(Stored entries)
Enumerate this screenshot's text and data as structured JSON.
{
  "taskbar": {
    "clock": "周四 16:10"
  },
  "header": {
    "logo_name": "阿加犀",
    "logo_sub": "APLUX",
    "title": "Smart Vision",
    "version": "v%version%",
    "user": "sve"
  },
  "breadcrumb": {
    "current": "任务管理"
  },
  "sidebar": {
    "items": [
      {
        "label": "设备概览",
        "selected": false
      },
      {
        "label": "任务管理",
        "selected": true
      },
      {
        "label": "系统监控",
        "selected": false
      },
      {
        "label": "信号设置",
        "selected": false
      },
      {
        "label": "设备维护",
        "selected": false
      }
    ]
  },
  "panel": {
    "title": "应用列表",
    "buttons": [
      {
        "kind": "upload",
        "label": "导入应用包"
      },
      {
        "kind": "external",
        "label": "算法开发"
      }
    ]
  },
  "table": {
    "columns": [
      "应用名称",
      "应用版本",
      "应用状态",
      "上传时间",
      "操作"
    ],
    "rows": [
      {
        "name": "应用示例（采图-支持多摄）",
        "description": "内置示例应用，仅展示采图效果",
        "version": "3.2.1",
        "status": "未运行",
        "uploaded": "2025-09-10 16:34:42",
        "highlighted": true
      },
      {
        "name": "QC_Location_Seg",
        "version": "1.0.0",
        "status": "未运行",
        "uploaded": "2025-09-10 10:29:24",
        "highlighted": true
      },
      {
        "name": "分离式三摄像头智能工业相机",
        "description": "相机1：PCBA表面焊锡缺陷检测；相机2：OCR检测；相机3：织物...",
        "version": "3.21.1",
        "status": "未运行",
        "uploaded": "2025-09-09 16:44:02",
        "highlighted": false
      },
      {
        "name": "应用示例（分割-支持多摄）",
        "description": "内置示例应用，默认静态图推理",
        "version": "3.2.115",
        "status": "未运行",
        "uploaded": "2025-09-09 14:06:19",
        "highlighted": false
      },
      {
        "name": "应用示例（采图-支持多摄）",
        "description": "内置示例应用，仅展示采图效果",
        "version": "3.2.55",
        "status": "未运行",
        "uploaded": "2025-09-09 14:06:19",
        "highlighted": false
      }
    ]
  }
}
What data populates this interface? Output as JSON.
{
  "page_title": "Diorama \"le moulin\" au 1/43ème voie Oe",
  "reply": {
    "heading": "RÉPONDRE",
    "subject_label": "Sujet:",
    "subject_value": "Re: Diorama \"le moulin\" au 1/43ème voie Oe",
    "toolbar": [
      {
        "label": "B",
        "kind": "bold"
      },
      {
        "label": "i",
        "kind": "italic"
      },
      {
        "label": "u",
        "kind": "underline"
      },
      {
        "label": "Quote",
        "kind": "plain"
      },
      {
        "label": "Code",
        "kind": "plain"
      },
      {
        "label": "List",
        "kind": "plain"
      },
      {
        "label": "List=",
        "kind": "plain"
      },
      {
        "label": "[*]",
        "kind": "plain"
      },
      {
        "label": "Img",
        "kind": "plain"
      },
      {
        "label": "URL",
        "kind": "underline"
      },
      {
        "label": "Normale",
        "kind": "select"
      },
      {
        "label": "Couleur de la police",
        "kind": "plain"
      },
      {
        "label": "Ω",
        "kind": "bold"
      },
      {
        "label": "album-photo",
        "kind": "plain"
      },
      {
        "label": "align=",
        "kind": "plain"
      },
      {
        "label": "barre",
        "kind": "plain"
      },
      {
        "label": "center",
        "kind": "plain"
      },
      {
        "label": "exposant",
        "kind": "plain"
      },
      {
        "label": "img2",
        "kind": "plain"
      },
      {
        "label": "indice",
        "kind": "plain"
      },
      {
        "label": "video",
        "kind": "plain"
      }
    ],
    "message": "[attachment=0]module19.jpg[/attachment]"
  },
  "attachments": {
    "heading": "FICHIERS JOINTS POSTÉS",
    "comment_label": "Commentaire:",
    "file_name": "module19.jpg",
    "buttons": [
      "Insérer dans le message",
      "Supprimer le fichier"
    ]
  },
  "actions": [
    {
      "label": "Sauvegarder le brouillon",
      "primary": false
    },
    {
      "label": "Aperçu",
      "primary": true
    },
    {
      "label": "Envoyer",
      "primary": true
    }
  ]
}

> **Exercise prompt**
Output the data above exactly, please, line for line.

> **Answer to the task**
Enumerate this screenshot's text and data as structured JSON.
{
  "taskbar": {
    "clock": "周四 16:10"
  },
  "header": {
    "logo_name": "阿加犀",
    "logo_sub": "APLUX",
    "title": "Smart Vision",
    "version": "v%version%",
    "user": "sve"
  },
  "breadcrumb": {
    "current": "任务管理"
  },
  "sidebar": {
    "items": [
      {
        "label": "设备概览",
        "selected": false
      },
      {
        "label": "任务管理",
        "selected": true
      },
      {
        "label": "系统监控",
        "selected": false
      },
      {
        "label": "信号设置",
        "selected": false
      },
      {
        "label": "设备维护",
        "selected": false
      }
    ]
  },
  "panel": {
    "title": "应用列表",
    "buttons": [
      {
        "kind": "upload",
        "label": "导入应用包"
      },
      {
        "kind": "external",
        "label": "算法开发"
      }
    ]
  },
  "table": {
    "columns": [
      "应用名称",
      "应用版本",
      "应用状态",
      "上传时间",
      "操作"
    ],
    "rows": [
      {
        "name": "应用示例（采图-支持多摄）",
        "description": "内置示例应用，仅展示采图效果",
        "version": "3.2.1",
        "status": "未运行",
        "uploaded": "2025-09-10 16:34:42",
        "highlighted": true
      },
      {
        "name": "QC_Location_Seg",
        "version": "1.0.0",
        "status": "未运行",
        "uploaded": "2025-09-10 10:29:24",
        "highlighted": true
      },
      {
        "name": "分离式三摄像头智能工业相机",
        "description": "相机1：PCBA表面焊锡缺陷检测；相机2：OCR检测；相机3：织物...",
        "version": "3.21.1",
        "status": "未运行",
        "uploaded": "2025-09-09 16:44:02",
        "highlighted": false
      },
      {
        "name": "应用示例（分割-支持多摄）",
        "description": "内置示例应用，默认静态图推理",
        "version": "3.2.115",
        "status": "未运行",
        "uploaded": "2025-09-09 14:06:19",
        "highlighted": false
      },
      {
        "name": "应用示例（采图-支持多摄）",
        "description": "内置示例应用，仅展示采图效果",
        "version": "3.2.55",
        "status": "未运行",
        "uploaded": "2025-09-09 14:06:19",
        "highlighted": false
      }
    ]
  }
}
What data populates this interface? Output as JSON.
{
  "page_title": "Diorama \"le moulin\" au 1/43ème voie Oe",
  "reply": {
    "heading": "RÉPONDRE",
    "subject_label": "Sujet:",
    "subject_value": "Re: Diorama \"le moulin\" au 1/43ème voie Oe",
    "toolbar": [
      {
        "label": "B",
        "kind": "bold"
      },
      {
        "label": "i",
        "kind": "italic"
      },
      {
        "label": "u",
        "kind": "underline"
      },
      {
        "label": "Quote",
        "kind": "plain"
      },
      {
        "label": "Code",
        "kind": "plain"
      },
      {
        "label": "List",
        "kind": "plain"
      },
      {
        "label": "List=",
        "kind": "plain"
      },
      {
        "label": "[*]",
        "kind": "plain"
      },
      {
        "label": "Img",
        "kind": "plain"
      },
      {
        "label": "URL",
        "kind": "underline"
      },
      {
        "label": "Normale",
        "kind": "select"
      },
      {
        "label": "Couleur de la police",
        "kind": "plain"
      },
      {
        "label": "Ω",
        "kind": "bold"
      },
      {
        "label": "album-photo",
        "kind": "plain"
      },
      {
        "label": "align=",
        "kind": "plain"
      },
      {
        "label": "barre",
        "kind": "plain"
      },
      {
        "label": "center",
        "kind": "plain"
      },
      {
        "label": "exposant",
        "kind": "plain"
      },
      {
        "label": "img2",
        "kind": "plain"
      },
      {
        "label": "indice",
        "kind": "plain"
      },
      {
        "label": "video",
        "kind": "plain"
      }
    ],
    "message": "[attachment=0]module19.jpg[/attachment]"
  },
  "attachments": {
    "heading": "FICHIERS JOINTS POSTÉS",
    "comment_label": "Commentaire:",
    "file_name": "module19.jpg",
    "buttons": [
      "Insérer dans le message",
      "Supprimer le fichier"
    ]
  },
  "actions": [
    {
      "label": "Sauvegarder le brouillon",
      "primary": false
    },
    {
      "label": "Aperçu",
      "primary": true
    },
    {
      "label": "Envoyer",
      "primary": true
    }
  ]
}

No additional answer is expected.